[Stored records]

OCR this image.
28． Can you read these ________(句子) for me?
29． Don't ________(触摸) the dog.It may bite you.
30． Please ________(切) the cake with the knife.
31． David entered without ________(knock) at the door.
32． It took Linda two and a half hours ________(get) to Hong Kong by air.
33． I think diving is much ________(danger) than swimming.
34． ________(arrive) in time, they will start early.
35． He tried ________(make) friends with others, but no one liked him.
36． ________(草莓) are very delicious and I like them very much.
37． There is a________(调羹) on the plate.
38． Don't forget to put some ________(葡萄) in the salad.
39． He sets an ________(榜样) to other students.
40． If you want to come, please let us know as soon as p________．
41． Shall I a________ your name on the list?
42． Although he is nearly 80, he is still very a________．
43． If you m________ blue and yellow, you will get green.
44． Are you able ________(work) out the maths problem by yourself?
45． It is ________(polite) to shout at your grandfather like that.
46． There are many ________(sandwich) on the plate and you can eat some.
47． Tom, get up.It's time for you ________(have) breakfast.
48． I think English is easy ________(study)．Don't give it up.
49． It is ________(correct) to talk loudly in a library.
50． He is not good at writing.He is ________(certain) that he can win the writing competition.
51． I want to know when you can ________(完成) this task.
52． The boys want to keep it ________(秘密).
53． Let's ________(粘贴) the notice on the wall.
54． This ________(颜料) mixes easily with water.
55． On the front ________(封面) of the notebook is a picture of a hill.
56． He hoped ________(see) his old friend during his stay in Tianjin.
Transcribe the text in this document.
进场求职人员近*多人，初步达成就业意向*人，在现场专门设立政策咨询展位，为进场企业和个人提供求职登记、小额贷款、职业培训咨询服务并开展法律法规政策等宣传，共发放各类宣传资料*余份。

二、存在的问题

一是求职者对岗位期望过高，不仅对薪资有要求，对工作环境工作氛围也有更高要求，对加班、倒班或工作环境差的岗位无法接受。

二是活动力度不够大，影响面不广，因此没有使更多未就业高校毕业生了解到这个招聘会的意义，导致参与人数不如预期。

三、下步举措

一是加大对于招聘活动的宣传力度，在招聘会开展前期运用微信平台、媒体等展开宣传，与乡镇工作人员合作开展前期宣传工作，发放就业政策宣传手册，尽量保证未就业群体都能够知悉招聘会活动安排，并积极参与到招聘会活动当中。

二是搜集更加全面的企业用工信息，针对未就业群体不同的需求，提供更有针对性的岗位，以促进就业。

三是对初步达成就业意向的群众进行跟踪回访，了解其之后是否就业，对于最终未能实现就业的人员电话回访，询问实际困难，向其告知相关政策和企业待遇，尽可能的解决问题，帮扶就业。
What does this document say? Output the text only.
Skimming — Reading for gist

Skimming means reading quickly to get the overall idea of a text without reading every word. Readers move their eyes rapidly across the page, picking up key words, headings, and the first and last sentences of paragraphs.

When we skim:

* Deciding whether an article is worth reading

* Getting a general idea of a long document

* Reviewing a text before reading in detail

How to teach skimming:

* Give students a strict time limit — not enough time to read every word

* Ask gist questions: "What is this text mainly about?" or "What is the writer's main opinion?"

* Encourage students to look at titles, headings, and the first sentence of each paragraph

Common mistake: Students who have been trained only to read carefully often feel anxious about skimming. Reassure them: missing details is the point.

What the task asks:
Copy all lines of the material above where the string "idea" occurs.

Result of the exercise:
Skimming means reading quickly to get the overall idea of a text without reading every word. Readers move their eyes rapidly across the page, picking up key words, headings, and the first and last sentences of paragraphs.
* Getting a general idea of a long document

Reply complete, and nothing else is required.